Work instruction:
Replicate the data exactly, every line included.

--- START ---

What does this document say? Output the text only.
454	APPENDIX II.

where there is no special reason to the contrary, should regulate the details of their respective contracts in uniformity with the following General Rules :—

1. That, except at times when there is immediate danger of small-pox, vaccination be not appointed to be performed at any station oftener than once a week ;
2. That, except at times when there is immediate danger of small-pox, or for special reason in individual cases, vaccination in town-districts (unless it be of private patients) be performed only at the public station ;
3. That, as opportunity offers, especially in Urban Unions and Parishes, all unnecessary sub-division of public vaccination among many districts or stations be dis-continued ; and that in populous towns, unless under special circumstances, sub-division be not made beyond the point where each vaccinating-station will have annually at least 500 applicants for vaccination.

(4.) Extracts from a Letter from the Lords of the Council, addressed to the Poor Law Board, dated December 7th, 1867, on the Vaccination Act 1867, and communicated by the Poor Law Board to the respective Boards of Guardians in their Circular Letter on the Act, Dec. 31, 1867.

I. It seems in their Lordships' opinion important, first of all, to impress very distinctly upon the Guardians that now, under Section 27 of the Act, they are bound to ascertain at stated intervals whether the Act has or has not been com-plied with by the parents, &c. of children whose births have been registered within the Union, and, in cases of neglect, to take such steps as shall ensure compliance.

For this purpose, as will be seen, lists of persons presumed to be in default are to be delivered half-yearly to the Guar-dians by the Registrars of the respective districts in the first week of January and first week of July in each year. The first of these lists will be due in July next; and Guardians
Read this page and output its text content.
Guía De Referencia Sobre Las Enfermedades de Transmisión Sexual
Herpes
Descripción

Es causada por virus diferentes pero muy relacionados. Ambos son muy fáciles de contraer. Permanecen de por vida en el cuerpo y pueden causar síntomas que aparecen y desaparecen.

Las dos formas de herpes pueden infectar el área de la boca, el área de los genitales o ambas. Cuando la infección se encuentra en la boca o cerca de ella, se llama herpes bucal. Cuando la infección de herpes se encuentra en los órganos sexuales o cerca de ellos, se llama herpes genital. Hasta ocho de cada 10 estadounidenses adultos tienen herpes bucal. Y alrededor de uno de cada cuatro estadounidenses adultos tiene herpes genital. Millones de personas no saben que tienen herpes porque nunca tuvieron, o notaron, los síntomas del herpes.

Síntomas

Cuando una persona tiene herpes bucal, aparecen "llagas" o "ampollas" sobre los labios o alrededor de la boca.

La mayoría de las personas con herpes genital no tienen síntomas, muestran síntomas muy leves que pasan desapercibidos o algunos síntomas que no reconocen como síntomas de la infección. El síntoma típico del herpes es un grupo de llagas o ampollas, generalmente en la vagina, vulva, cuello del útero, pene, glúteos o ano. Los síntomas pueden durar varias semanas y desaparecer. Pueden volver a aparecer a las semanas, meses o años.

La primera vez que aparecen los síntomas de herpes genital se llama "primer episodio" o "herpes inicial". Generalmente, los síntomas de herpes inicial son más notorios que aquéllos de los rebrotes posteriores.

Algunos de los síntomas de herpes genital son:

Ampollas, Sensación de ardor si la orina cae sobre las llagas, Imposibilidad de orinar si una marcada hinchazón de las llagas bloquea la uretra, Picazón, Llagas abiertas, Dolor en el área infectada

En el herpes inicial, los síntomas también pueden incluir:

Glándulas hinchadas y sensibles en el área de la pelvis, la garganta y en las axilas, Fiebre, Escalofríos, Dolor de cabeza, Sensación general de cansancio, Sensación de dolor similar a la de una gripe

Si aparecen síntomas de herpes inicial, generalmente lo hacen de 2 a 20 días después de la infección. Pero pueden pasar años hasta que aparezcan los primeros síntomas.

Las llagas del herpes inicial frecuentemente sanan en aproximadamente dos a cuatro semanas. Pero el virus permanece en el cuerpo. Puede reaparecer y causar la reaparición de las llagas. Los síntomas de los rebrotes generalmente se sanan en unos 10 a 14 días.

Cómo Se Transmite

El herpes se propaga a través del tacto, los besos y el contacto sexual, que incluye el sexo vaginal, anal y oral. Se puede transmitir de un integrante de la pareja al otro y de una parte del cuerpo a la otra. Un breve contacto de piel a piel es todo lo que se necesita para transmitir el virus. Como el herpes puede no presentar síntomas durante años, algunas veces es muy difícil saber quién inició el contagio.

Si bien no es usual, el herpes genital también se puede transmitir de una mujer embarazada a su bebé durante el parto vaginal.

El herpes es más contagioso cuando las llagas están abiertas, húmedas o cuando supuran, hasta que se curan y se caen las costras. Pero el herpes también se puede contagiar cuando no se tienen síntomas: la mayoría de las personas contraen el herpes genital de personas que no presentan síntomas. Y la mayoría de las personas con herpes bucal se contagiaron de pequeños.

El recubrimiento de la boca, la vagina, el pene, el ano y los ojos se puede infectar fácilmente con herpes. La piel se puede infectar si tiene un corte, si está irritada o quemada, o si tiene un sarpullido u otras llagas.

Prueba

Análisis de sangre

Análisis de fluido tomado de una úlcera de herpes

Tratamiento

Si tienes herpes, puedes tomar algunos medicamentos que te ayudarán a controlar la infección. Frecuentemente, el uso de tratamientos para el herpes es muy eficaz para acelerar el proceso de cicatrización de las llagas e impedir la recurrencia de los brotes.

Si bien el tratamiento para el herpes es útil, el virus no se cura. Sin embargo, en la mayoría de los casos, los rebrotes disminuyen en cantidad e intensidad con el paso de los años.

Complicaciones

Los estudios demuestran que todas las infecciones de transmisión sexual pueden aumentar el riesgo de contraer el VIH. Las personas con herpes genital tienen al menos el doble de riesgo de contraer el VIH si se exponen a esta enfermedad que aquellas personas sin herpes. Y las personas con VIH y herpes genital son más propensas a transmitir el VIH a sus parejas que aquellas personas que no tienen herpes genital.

--- END ---

Result for this exercise:
What does this document say? Output the text only.
454	APPENDIX II.

where there is no special reason to the contrary, should regulate the details of their respective contracts in uniformity with the following General Rules :—

1. That, except at times when there is immediate danger of small-pox, vaccination be not appointed to be performed at any station oftener than once a week ;
2. That, except at times when there is immediate danger of small-pox, or for special reason in individual cases, vaccination in town-districts (unless it be of private patients) be performed only at the public station ;
3. That, as opportunity offers, especially in Urban Unions and Parishes, all unnecessary sub-division of public vaccination among many districts or stations be dis-continued ; and that in populous towns, unless under special circumstances, sub-division be not made beyond the point where each vaccinating-station will have annually at least 500 applicants for vaccination.

(4.) Extracts from a Letter from the Lords of the Council, addressed to the Poor Law Board, dated December 7th, 1867, on the Vaccination Act 1867, and communicated by the Poor Law Board to the respective Boards of Guardians in their Circular Letter on the Act, Dec. 31, 1867.

I. It seems in their Lordships' opinion important, first of all, to impress very distinctly upon the Guardians that now, under Section 27 of the Act, they are bound to ascertain at stated intervals whether the Act has or has not been com-plied with by the parents, &c. of children whose births have been registered within the Union, and, in cases of neglect, to take such steps as shall ensure compliance.

For this purpose, as will be seen, lists of persons presumed to be in default are to be delivered half-yearly to the Guar-dians by the Registrars of the respective districts in the first week of January and first week of July in each year. The first of these lists will be due in July next; and Guardians
Read this page and output its text content.
Guía De Referencia Sobre Las Enfermedades de Transmisión Sexual
Herpes
Descripción

Es causada por virus diferentes pero muy relacionados. Ambos son muy fáciles de contraer. Permanecen de por vida en el cuerpo y pueden causar síntomas que aparecen y desaparecen.

Las dos formas de herpes pueden infectar el área de la boca, el área de los genitales o ambas. Cuando la infección se encuentra en la boca o cerca de ella, se llama herpes bucal. Cuando la infección de herpes se encuentra en los órganos sexuales o cerca de ellos, se llama herpes genital. Hasta ocho de cada 10 estadounidenses adultos tienen herpes bucal. Y alrededor de uno de cada cuatro estadounidenses adultos tiene herpes genital. Millones de personas no saben que tienen herpes porque nunca tuvieron, o notaron, los síntomas del herpes.

Síntomas

Cuando una persona tiene herpes bucal, aparecen "llagas" o "ampollas" sobre los labios o alrededor de la boca.

La mayoría de las personas con herpes genital no tienen síntomas, muestran síntomas muy leves que pasan desapercibidos o algunos síntomas que no reconocen como síntomas de la infección. El síntoma típico del herpes es un grupo de llagas o ampollas, generalmente en la vagina, vulva, cuello del útero, pene, glúteos o ano. Los síntomas pueden durar varias semanas y desaparecer. Pueden volver a aparecer a las semanas, meses o años.

La primera vez que aparecen los síntomas de herpes genital se llama "primer episodio" o "herpes inicial". Generalmente, los síntomas de herpes inicial son más notorios que aquéllos de los rebrotes posteriores.

Algunos de los síntomas de herpes genital son:

Ampollas, Sensación de ardor si la orina cae sobre las llagas, Imposibilidad de orinar si una marcada hinchazón de las llagas bloquea la uretra, Picazón, Llagas abiertas, Dolor en el área infectada

En el herpes inicial, los síntomas también pueden incluir:

Glándulas hinchadas y sensibles en el área de la pelvis, la garganta y en las axilas, Fiebre, Escalofríos, Dolor de cabeza, Sensación general de cansancio, Sensación de dolor similar a la de una gripe

Si aparecen síntomas de herpes inicial, generalmente lo hacen de 2 a 20 días después de la infección. Pero pueden pasar años hasta que aparezcan los primeros síntomas.

Las llagas del herpes inicial frecuentemente sanan en aproximadamente dos a cuatro semanas. Pero el virus permanece en el cuerpo. Puede reaparecer y causar la reaparición de las llagas. Los síntomas de los rebrotes generalmente se sanan en unos 10 a 14 días.

Cómo Se Transmite

El herpes se propaga a través del tacto, los besos y el contacto sexual, que incluye el sexo vaginal, anal y oral. Se puede transmitir de un integrante de la pareja al otro y de una parte del cuerpo a la otra. Un breve contacto de piel a piel es todo lo que se necesita para transmitir el virus. Como el herpes puede no presentar síntomas durante años, algunas veces es muy difícil saber quién inició el contagio.

Si bien no es usual, el herpes genital también se puede transmitir de una mujer embarazada a su bebé durante el parto vaginal.

El herpes es más contagioso cuando las llagas están abiertas, húmedas o cuando supuran, hasta que se curan y se caen las costras. Pero el herpes también se puede contagiar cuando no se tienen síntomas: la mayoría de las personas contraen el herpes genital de personas que no presentan síntomas. Y la mayoría de las personas con herpes bucal se contagiaron de pequeños.

El recubrimiento de la boca, la vagina, el pene, el ano y los ojos se puede infectar fácilmente con herpes. La piel se puede infectar si tiene un corte, si está irritada o quemada, o si tiene un sarpullido u otras llagas.

Prueba

Análisis de sangre

Análisis de fluido tomado de una úlcera de herpes

Tratamiento

Si tienes herpes, puedes tomar algunos medicamentos que te ayudarán a controlar la infección. Frecuentemente, el uso de tratamientos para el herpes es muy eficaz para acelerar el proceso de cicatrización de las llagas e impedir la recurrencia de los brotes.

Si bien el tratamiento para el herpes es útil, el virus no se cura. Sin embargo, en la mayoría de los casos, los rebrotes disminuyen en cantidad e intensidad con el paso de los años.

Complicaciones

Los estudios demuestran que todas las infecciones de transmisión sexual pueden aumentar el riesgo de contraer el VIH. Las personas con herpes genital tienen al menos el doble de riesgo de contraer el VIH si se exponen a esta enfermedad que aquellas personas sin herpes. Y las personas con VIH y herpes genital son más propensas a transmitir el VIH a sus parejas que aquellas personas que no tienen herpes genital.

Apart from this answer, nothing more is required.